Problem requirements – Gather up the lines with the word "الــذى" in them.
+++ Material for the task
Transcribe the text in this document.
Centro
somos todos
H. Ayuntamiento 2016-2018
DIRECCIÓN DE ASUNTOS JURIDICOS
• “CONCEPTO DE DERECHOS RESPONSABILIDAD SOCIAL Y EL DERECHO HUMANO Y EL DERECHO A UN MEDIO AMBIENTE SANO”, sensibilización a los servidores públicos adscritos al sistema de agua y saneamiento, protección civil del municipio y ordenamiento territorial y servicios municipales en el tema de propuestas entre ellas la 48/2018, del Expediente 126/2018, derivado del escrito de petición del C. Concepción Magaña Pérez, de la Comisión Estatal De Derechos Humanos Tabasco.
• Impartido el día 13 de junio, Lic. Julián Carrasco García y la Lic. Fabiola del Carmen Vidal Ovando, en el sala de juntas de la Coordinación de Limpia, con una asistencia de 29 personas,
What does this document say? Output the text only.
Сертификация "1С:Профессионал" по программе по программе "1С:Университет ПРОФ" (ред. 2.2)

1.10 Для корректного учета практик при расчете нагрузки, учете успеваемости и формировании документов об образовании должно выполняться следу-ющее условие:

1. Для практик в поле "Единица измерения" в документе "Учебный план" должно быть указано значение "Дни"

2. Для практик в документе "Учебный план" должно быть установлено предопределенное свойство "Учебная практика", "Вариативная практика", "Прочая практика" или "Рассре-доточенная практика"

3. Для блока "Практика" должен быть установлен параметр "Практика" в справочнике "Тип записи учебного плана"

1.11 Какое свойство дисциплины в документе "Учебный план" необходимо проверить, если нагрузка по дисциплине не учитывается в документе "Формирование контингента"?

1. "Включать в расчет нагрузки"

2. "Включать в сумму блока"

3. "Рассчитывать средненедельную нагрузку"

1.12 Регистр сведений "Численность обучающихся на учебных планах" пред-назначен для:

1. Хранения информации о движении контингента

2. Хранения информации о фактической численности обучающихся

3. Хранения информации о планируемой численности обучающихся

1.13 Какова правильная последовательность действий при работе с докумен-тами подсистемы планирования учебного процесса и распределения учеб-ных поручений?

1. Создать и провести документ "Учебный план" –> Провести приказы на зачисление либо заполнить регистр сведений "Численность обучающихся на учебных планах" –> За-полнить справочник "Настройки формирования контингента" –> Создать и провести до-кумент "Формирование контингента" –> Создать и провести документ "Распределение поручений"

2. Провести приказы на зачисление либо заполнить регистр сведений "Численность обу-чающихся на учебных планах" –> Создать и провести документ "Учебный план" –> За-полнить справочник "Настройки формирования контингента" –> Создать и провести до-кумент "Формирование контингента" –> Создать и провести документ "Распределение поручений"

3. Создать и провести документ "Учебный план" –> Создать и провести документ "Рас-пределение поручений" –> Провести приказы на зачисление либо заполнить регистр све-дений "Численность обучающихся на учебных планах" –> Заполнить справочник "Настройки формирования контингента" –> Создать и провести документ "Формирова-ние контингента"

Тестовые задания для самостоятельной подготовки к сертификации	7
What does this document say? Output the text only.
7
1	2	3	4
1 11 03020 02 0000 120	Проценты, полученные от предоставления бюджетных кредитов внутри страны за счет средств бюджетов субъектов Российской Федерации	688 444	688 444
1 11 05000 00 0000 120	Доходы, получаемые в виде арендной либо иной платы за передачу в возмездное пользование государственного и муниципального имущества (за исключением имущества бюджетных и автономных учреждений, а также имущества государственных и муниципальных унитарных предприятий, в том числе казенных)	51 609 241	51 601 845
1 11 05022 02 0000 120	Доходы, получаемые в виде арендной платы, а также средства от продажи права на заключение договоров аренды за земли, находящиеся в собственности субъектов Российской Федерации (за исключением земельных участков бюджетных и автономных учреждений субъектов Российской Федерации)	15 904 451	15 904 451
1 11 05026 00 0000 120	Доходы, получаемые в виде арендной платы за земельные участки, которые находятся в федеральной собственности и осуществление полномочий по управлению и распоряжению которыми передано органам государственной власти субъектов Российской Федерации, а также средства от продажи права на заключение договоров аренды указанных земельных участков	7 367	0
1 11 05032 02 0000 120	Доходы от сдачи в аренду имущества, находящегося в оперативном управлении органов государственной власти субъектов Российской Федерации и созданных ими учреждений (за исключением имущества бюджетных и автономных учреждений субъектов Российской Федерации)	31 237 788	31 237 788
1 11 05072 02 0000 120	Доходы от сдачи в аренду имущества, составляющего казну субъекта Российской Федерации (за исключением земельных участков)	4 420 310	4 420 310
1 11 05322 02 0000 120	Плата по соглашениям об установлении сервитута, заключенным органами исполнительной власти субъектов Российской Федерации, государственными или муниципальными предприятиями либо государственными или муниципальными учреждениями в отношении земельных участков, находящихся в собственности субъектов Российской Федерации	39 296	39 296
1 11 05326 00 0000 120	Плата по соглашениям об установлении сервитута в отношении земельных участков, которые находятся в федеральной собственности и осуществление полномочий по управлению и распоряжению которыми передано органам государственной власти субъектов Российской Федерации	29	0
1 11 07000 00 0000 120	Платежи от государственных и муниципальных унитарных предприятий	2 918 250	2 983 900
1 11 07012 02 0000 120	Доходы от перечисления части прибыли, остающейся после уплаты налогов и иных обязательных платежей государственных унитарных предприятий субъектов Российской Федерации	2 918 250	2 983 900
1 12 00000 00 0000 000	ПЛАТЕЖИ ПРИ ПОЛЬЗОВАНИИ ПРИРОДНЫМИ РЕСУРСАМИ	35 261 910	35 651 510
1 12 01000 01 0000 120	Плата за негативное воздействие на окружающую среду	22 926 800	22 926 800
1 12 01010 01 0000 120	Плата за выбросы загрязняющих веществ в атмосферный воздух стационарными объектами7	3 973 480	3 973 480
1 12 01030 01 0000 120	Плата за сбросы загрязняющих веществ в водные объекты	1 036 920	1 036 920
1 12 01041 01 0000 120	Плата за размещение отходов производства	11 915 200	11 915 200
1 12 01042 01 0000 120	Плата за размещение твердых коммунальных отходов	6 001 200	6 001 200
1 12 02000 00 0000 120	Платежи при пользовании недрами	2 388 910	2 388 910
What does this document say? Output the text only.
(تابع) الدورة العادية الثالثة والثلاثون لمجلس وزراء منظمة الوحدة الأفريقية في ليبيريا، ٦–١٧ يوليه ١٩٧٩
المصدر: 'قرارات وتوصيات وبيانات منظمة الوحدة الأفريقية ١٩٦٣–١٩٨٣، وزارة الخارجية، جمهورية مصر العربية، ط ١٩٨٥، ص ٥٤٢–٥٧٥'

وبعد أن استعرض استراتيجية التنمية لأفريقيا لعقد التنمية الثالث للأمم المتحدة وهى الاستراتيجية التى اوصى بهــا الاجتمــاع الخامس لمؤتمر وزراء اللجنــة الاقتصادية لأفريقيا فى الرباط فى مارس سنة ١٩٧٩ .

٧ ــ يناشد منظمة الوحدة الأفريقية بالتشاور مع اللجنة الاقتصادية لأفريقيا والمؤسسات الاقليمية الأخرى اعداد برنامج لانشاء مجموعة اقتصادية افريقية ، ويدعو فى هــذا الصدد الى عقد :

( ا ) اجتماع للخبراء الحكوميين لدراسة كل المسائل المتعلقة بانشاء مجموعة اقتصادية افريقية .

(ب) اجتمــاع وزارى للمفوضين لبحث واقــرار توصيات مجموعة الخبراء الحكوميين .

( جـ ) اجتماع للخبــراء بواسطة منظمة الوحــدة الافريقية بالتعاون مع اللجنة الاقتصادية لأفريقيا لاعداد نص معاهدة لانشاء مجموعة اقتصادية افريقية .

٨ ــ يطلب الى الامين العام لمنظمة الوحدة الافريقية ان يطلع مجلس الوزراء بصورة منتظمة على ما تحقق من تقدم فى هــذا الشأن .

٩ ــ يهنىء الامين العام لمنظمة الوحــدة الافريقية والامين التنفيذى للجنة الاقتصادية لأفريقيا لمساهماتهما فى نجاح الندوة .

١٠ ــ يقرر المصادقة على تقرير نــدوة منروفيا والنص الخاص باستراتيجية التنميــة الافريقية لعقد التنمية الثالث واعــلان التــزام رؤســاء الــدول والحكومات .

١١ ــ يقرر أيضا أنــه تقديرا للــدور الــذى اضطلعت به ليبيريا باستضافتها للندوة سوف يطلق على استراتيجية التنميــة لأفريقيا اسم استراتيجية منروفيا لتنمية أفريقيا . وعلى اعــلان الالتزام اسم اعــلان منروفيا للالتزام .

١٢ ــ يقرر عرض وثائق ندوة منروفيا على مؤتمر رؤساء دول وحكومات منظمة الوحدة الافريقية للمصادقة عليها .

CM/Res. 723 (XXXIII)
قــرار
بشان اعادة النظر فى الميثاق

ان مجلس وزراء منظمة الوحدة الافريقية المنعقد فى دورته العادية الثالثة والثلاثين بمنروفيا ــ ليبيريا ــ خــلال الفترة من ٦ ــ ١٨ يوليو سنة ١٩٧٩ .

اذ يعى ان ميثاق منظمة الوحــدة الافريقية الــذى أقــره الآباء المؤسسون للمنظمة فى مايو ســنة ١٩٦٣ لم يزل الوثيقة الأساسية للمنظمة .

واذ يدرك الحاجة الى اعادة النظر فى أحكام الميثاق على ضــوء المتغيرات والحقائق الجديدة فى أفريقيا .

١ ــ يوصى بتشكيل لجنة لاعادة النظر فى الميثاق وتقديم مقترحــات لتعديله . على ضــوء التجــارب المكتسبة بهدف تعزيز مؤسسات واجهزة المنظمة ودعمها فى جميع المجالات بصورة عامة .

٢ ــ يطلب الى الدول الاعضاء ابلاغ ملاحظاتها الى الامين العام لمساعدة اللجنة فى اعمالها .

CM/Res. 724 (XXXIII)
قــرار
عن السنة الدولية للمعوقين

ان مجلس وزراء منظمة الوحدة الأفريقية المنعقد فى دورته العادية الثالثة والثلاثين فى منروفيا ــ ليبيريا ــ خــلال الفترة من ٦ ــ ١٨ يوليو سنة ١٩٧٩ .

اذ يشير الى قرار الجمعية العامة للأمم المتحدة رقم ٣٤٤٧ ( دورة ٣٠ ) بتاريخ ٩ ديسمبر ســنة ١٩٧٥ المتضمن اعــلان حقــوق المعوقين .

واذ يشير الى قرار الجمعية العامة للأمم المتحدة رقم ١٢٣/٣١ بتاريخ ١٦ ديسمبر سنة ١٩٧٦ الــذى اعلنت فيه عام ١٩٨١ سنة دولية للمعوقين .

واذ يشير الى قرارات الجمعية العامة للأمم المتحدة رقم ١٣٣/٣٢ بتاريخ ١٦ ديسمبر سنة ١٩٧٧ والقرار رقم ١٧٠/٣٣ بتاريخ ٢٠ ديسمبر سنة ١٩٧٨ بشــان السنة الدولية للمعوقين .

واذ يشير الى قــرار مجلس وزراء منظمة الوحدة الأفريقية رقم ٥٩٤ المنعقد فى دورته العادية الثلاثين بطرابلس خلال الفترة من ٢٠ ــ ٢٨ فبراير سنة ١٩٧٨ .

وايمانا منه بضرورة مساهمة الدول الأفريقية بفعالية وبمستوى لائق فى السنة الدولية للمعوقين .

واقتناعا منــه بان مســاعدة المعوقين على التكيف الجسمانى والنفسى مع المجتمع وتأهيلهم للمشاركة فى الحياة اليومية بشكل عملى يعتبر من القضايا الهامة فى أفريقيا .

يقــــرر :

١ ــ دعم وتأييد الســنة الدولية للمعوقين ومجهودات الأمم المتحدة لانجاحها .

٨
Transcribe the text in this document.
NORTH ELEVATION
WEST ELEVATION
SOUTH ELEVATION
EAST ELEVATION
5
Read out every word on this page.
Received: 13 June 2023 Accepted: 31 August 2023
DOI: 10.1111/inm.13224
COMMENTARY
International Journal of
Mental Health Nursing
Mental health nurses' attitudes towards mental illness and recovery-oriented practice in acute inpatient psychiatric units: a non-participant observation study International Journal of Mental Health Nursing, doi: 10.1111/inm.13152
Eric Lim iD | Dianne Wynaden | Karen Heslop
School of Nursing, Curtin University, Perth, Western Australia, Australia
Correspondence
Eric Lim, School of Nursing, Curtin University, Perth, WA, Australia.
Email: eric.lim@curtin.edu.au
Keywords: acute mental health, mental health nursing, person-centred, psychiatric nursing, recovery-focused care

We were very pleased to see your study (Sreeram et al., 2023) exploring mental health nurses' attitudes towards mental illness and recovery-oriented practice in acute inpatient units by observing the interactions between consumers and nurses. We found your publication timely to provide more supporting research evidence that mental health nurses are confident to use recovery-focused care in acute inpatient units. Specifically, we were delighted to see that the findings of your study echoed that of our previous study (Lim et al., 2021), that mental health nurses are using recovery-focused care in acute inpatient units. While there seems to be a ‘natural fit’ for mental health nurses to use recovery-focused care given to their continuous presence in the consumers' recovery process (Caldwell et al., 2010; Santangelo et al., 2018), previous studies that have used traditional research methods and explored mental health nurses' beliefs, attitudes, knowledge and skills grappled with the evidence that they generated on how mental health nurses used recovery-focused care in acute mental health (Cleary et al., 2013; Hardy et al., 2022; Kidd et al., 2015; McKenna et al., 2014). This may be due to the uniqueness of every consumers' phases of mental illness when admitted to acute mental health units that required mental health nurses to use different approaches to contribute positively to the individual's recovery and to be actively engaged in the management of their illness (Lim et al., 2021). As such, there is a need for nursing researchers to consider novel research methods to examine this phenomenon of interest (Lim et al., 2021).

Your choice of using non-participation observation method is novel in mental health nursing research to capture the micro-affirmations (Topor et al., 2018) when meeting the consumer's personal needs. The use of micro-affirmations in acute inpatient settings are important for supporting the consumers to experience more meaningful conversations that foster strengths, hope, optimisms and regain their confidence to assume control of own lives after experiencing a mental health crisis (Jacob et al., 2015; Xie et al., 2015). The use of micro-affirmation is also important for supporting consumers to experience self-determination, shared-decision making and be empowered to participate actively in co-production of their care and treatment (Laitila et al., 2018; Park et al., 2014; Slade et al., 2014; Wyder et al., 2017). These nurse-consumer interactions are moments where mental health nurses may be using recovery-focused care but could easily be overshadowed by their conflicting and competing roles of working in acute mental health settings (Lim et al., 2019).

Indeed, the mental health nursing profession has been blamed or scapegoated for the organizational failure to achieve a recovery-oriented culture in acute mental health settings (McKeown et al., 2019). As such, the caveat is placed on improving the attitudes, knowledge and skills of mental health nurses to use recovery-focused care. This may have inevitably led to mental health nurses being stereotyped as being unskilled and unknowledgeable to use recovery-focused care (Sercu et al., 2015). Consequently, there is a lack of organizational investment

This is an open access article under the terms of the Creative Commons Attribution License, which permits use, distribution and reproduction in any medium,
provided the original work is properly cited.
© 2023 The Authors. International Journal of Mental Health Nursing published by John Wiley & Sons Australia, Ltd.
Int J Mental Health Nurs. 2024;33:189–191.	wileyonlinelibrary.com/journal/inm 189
++++++
The completed task –
١١ ــ يقرر أيضا أنــه تقديرا للــدور الــذى اضطلعت به ليبيريا باستضافتها للندوة سوف يطلق على استراتيجية التنميــة لأفريقيا اسم استراتيجية منروفيا لتنمية أفريقيا . وعلى اعــلان الالتزام اسم اعــلان منروفيا للالتزام .
اذ يعى ان ميثاق منظمة الوحــدة الافريقية الــذى أقــره الآباء المؤسسون للمنظمة فى مايو ســنة ١٩٦٣ لم يزل الوثيقة الأساسية للمنظمة .
واذ يشير الى قرار الجمعية العامة للأمم المتحدة رقم ١٢٣/٣١ بتاريخ ١٦ ديسمبر سنة ١٩٧٦ الــذى اعلنت فيه عام ١٩٨١ سنة دولية للمعوقين .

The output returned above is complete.